→ **GIVEN REQUEST**
In the entries below, find the lines that contain the word "growth" and copy them.

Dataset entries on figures
----------

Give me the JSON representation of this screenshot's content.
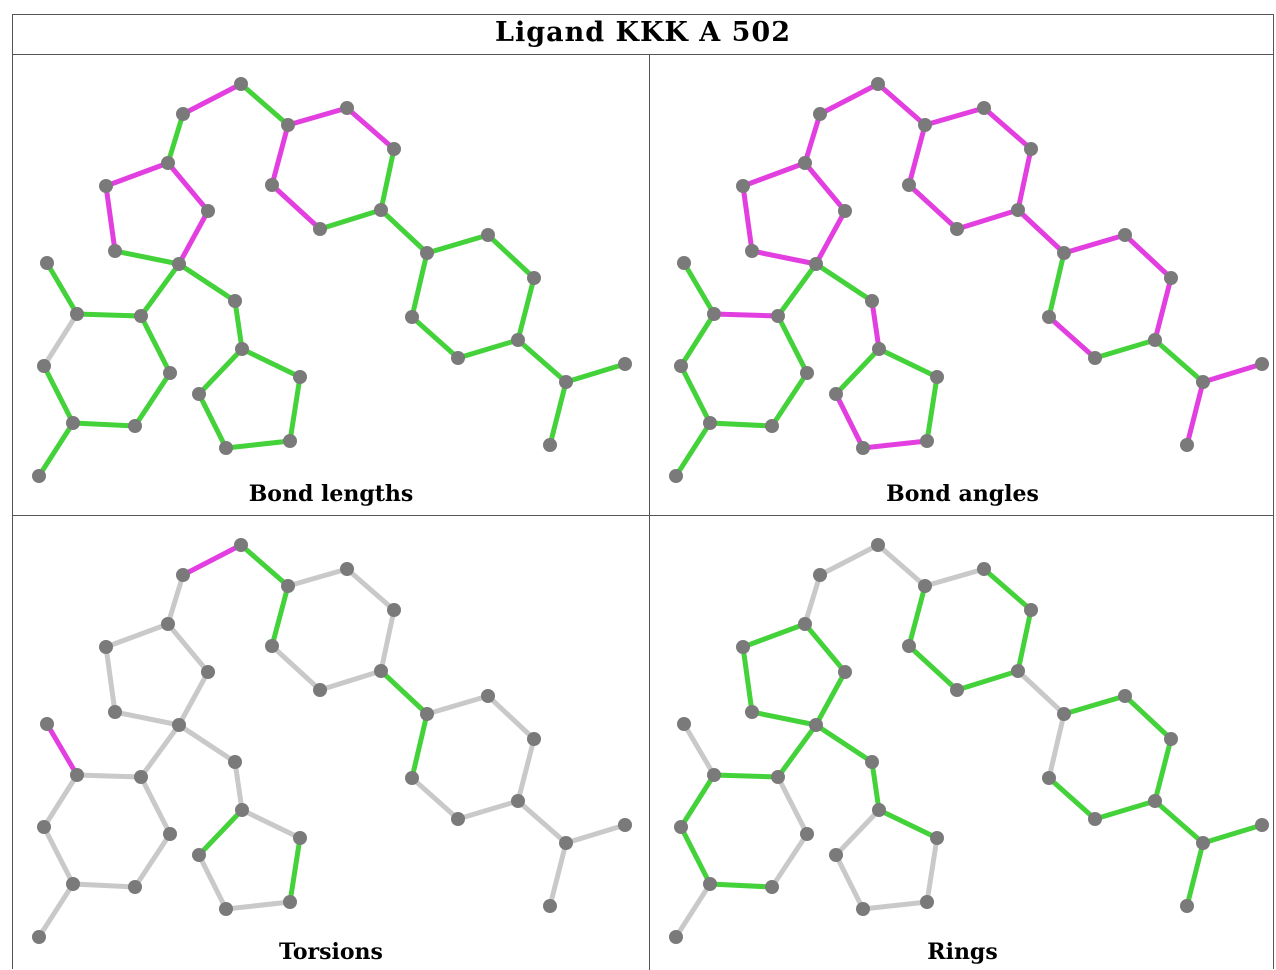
{
  "title": "Ligand KKK A 502",
  "colors": {
    "green": "#44d23a",
    "magenta": "#e23ee0",
    "gray": "#c9c9c9",
    "atom": "#7a7a7a"
  },
  "panels": [
    {
      "caption": "Bond lengths",
      "bond_colors": [
        "m",
        "g",
        "m",
        "m",
        "g",
        "g",
        "m",
        "m",
        "g",
        "m",
        "m",
        "g",
        "m",
        "m",
        "g",
        "g",
        "g",
        "g",
        "g",
        "g",
        "g",
        "g",
        "g",
        "g",
        "g",
        "g",
        "g",
        "g",
        "g",
        "g",
        "g",
        "g",
        "g",
        "gray",
        "g",
        "g",
        "g",
        "g",
        "g"
      ]
    },
    {
      "caption": "Bond angles",
      "bond_colors": [
        "m",
        "m",
        "m",
        "m",
        "m",
        "m",
        "m",
        "m",
        "m",
        "m",
        "m",
        "m",
        "m",
        "m",
        "m",
        "m",
        "m",
        "m",
        "g",
        "m",
        "g",
        "g",
        "m",
        "m",
        "g",
        "m",
        "g",
        "g",
        "m",
        "m",
        "g",
        "g",
        "m",
        "g",
        "g",
        "g",
        "g",
        "g",
        "g"
      ]
    },
    {
      "caption": "Torsions",
      "bond_colors": [
        "m",
        "g",
        "gray",
        "gray",
        "gray",
        "gray",
        "gray",
        "g",
        "gray",
        "gray",
        "gray",
        "gray",
        "gray",
        "gray",
        "g",
        "gray",
        "gray",
        "gray",
        "gray",
        "gray",
        "g",
        "gray",
        "gray",
        "gray",
        "gray",
        "gray",
        "gray",
        "g",
        "gray",
        "gray",
        "g",
        "gray",
        "gray",
        "gray",
        "gray",
        "gray",
        "gray",
        "gray",
        "m"
      ]
    },
    {
      "caption": "Rings",
      "bond_colors": [
        "gray",
        "gray",
        "gray",
        "g",
        "g",
        "g",
        "g",
        "g",
        "gray",
        "g",
        "g",
        "g",
        "g",
        "g",
        "gray",
        "g",
        "g",
        "g",
        "g",
        "g",
        "gray",
        "g",
        "g",
        "g",
        "g",
        "g",
        "g",
        "gray",
        "gray",
        "gray",
        "gray",
        "g",
        "g",
        "g",
        "g",
        "g",
        "gray",
        "gray",
        "gray"
      ]
    }
  ]
}
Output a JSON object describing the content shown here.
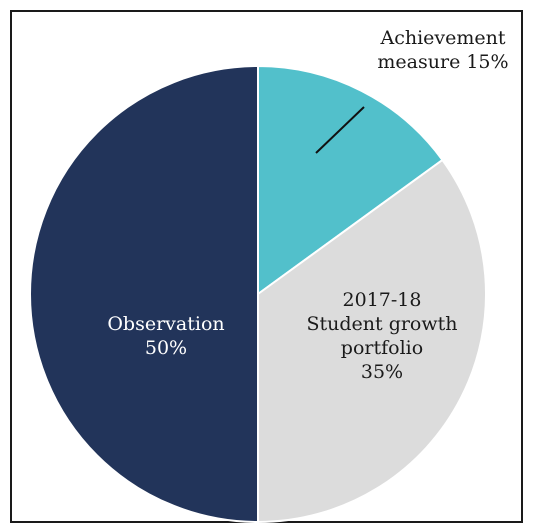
{
  "chart_data": {
    "type": "pie",
    "title": "",
    "slices": [
      {
        "name": "Achievement measure",
        "value": 15,
        "value_label": "15%",
        "color": "#52c0cb",
        "label_lines": [
          "Achievement",
          "measure 15%"
        ],
        "label_color": "#1a1a1a"
      },
      {
        "name": "2017-18 Student growth portfolio",
        "value": 35,
        "value_label": "35%",
        "color": "#dcdcdc",
        "label_lines": [
          "2017-18",
          "Student growth",
          "portfolio",
          "35%"
        ],
        "label_color": "#1a1a1a"
      },
      {
        "name": "Observation",
        "value": 50,
        "value_label": "50%",
        "color": "#22345a",
        "label_lines": [
          "Observation",
          "50%"
        ],
        "label_color": "#ffffff"
      }
    ],
    "start_angle_deg": 0,
    "direction": "clockwise",
    "legend": "none",
    "slice_border_color": "#ffffff"
  }
}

----------

→ **RESULT OF THE EXERCISE**
        "name": "2017-18 Student growth portfolio",
          "Student growth",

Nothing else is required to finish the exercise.